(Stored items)
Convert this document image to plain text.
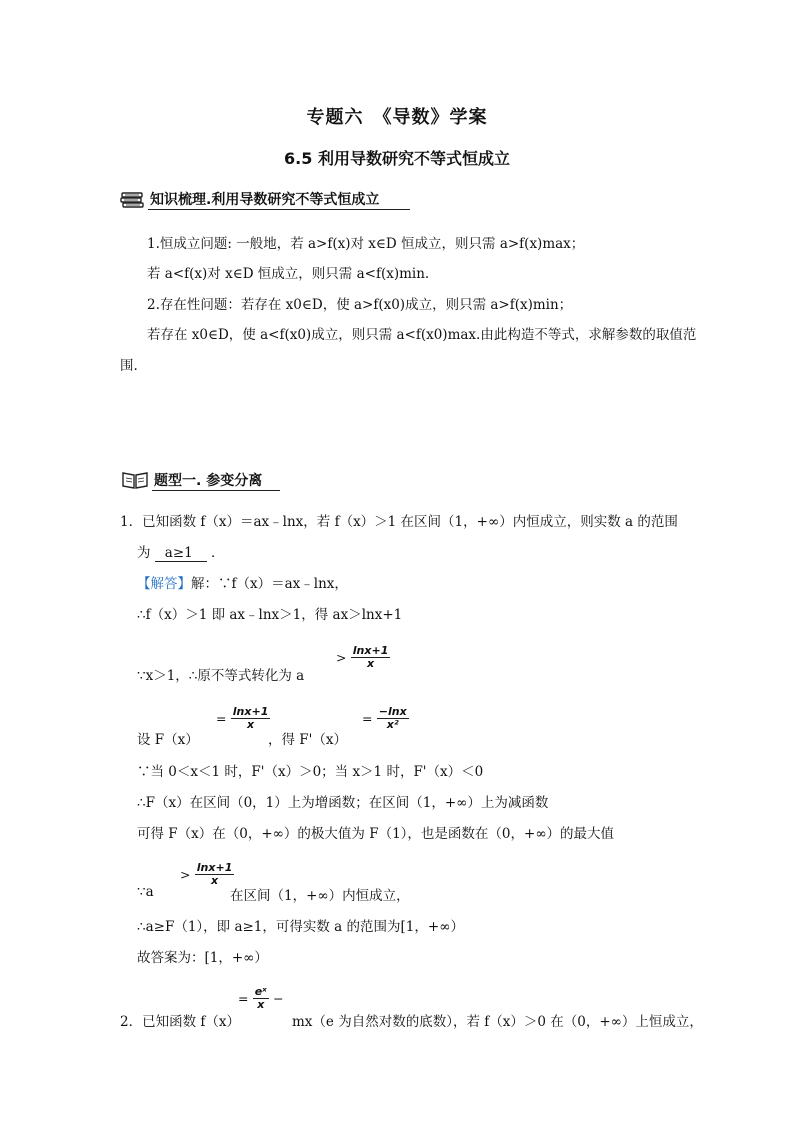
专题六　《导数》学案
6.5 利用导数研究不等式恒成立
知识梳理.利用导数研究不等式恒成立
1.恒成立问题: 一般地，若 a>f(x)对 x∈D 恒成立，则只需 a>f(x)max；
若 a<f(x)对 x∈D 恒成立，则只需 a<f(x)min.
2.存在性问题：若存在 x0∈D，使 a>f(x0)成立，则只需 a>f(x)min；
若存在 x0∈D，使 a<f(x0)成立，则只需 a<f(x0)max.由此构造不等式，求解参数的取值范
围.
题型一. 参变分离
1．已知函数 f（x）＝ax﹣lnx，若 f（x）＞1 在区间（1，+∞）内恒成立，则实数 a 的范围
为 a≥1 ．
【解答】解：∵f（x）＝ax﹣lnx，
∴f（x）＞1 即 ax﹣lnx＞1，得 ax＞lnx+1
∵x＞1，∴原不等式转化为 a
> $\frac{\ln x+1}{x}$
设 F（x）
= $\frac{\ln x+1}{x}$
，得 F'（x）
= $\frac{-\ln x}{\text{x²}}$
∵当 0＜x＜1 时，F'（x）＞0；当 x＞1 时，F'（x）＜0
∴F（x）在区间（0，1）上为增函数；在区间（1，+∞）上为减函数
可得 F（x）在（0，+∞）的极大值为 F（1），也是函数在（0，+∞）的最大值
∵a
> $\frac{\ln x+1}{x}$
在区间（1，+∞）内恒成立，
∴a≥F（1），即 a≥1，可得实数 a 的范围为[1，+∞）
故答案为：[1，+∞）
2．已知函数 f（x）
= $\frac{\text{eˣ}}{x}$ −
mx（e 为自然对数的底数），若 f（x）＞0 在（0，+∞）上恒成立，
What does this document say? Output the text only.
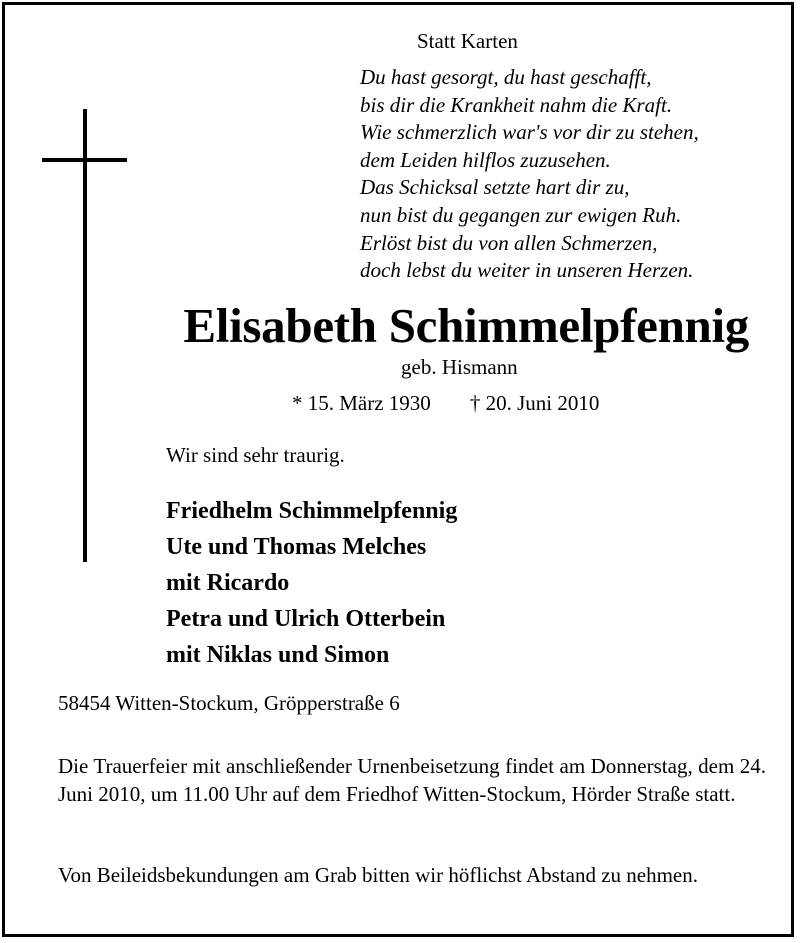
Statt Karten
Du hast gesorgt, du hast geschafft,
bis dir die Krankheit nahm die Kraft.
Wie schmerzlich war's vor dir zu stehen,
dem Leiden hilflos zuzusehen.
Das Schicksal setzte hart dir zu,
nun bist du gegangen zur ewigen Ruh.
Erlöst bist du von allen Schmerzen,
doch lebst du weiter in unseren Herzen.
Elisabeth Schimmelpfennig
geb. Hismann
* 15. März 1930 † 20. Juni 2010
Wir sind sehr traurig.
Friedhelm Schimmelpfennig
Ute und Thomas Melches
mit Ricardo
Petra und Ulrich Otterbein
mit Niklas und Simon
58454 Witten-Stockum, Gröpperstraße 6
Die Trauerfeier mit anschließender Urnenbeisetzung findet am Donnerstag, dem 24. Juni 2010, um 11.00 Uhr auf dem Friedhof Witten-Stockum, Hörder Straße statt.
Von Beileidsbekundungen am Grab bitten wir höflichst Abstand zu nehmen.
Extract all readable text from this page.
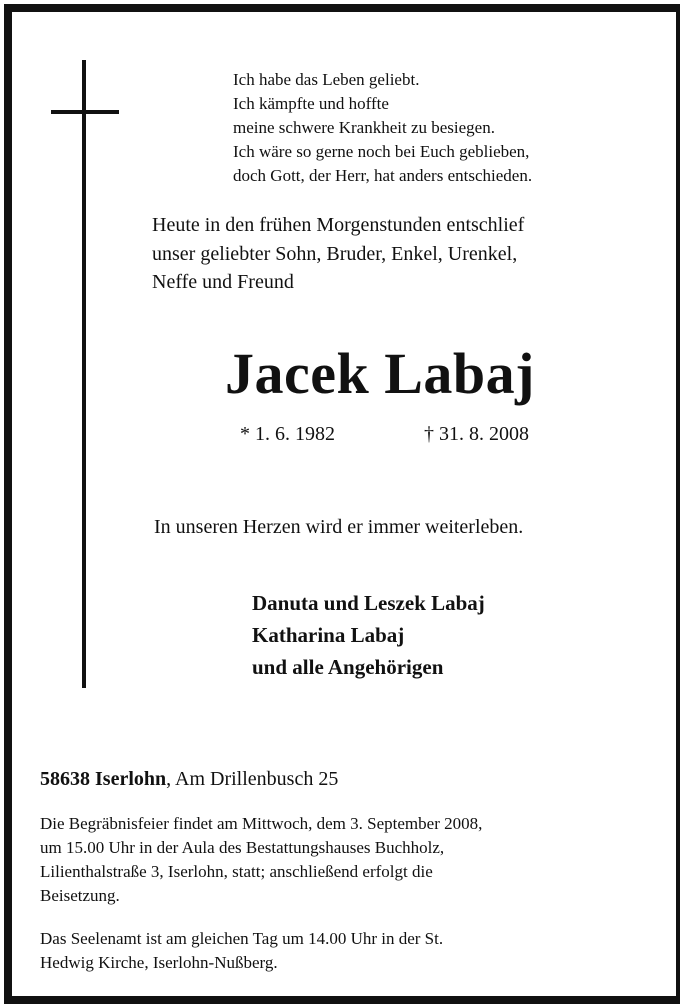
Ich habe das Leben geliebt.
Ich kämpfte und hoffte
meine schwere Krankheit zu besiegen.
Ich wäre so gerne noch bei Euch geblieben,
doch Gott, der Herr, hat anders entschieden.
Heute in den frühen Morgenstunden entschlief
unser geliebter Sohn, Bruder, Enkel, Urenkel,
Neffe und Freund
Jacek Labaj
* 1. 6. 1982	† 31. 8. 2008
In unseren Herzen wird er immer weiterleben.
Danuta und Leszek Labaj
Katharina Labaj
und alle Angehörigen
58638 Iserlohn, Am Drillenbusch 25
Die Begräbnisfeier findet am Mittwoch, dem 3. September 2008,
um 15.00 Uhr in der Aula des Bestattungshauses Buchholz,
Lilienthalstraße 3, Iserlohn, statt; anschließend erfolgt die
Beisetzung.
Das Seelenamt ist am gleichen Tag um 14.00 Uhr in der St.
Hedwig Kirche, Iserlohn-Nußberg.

_WHAT THE EXERCISE ASKS_:
Without including any pictures, please restate all the records exactly.

_FULL RESPONSE_:
Convert this document image to plain text.
专题六　《导数》学案
6.5 利用导数研究不等式恒成立
知识梳理.利用导数研究不等式恒成立
1.恒成立问题: 一般地，若 a>f(x)对 x∈D 恒成立，则只需 a>f(x)max；
若 a<f(x)对 x∈D 恒成立，则只需 a<f(x)min.
2.存在性问题：若存在 x0∈D，使 a>f(x0)成立，则只需 a>f(x)min；
若存在 x0∈D，使 a<f(x0)成立，则只需 a<f(x0)max.由此构造不等式，求解参数的取值范
围.
题型一. 参变分离
1．已知函数 f（x）＝ax﹣lnx，若 f（x）＞1 在区间（1，+∞）内恒成立，则实数 a 的范围
为 a≥1 ．
【解答】解：∵f（x）＝ax﹣lnx，
∴f（x）＞1 即 ax﹣lnx＞1，得 ax＞lnx+1
∵x＞1，∴原不等式转化为 a
> $\frac{\ln x+1}{x}$
设 F（x）
= $\frac{\ln x+1}{x}$
，得 F'（x）
= $\frac{-\ln x}{\text{x²}}$
∵当 0＜x＜1 时，F'（x）＞0；当 x＞1 时，F'（x）＜0
∴F（x）在区间（0，1）上为增函数；在区间（1，+∞）上为减函数
可得 F（x）在（0，+∞）的极大值为 F（1），也是函数在（0，+∞）的最大值
∵a
> $\frac{\ln x+1}{x}$
在区间（1，+∞）内恒成立，
∴a≥F（1），即 a≥1，可得实数 a 的范围为[1，+∞）
故答案为：[1，+∞）
2．已知函数 f（x）
= $\frac{\text{eˣ}}{x}$ −
mx（e 为自然对数的底数），若 f（x）＞0 在（0，+∞）上恒成立，
What does this document say? Output the text only.
Statt Karten
Du hast gesorgt, du hast geschafft,
bis dir die Krankheit nahm die Kraft.
Wie schmerzlich war's vor dir zu stehen,
dem Leiden hilflos zuzusehen.
Das Schicksal setzte hart dir zu,
nun bist du gegangen zur ewigen Ruh.
Erlöst bist du von allen Schmerzen,
doch lebst du weiter in unseren Herzen.
Elisabeth Schimmelpfennig
geb. Hismann
* 15. März 1930 † 20. Juni 2010
Wir sind sehr traurig.
Friedhelm Schimmelpfennig
Ute und Thomas Melches
mit Ricardo
Petra und Ulrich Otterbein
mit Niklas und Simon
58454 Witten-Stockum, Gröpperstraße 6
Die Trauerfeier mit anschließender Urnenbeisetzung findet am Donnerstag, dem 24. Juni 2010, um 11.00 Uhr auf dem Friedhof Witten-Stockum, Hörder Straße statt.
Von Beileidsbekundungen am Grab bitten wir höflichst Abstand zu nehmen.
Extract all readable text from this page.
Ich habe das Leben geliebt.
Ich kämpfte und hoffte
meine schwere Krankheit zu besiegen.
Ich wäre so gerne noch bei Euch geblieben,
doch Gott, der Herr, hat anders entschieden.
Heute in den frühen Morgenstunden entschlief
unser geliebter Sohn, Bruder, Enkel, Urenkel,
Neffe und Freund
Jacek Labaj
* 1. 6. 1982	† 31. 8. 2008
In unseren Herzen wird er immer weiterleben.
Danuta und Leszek Labaj
Katharina Labaj
und alle Angehörigen
58638 Iserlohn, Am Drillenbusch 25
Die Begräbnisfeier findet am Mittwoch, dem 3. September 2008,
um 15.00 Uhr in der Aula des Bestattungshauses Buchholz,
Lilienthalstraße 3, Iserlohn, statt; anschließend erfolgt die
Beisetzung.
Das Seelenamt ist am gleichen Tag um 14.00 Uhr in der St.
Hedwig Kirche, Iserlohn-Nußberg.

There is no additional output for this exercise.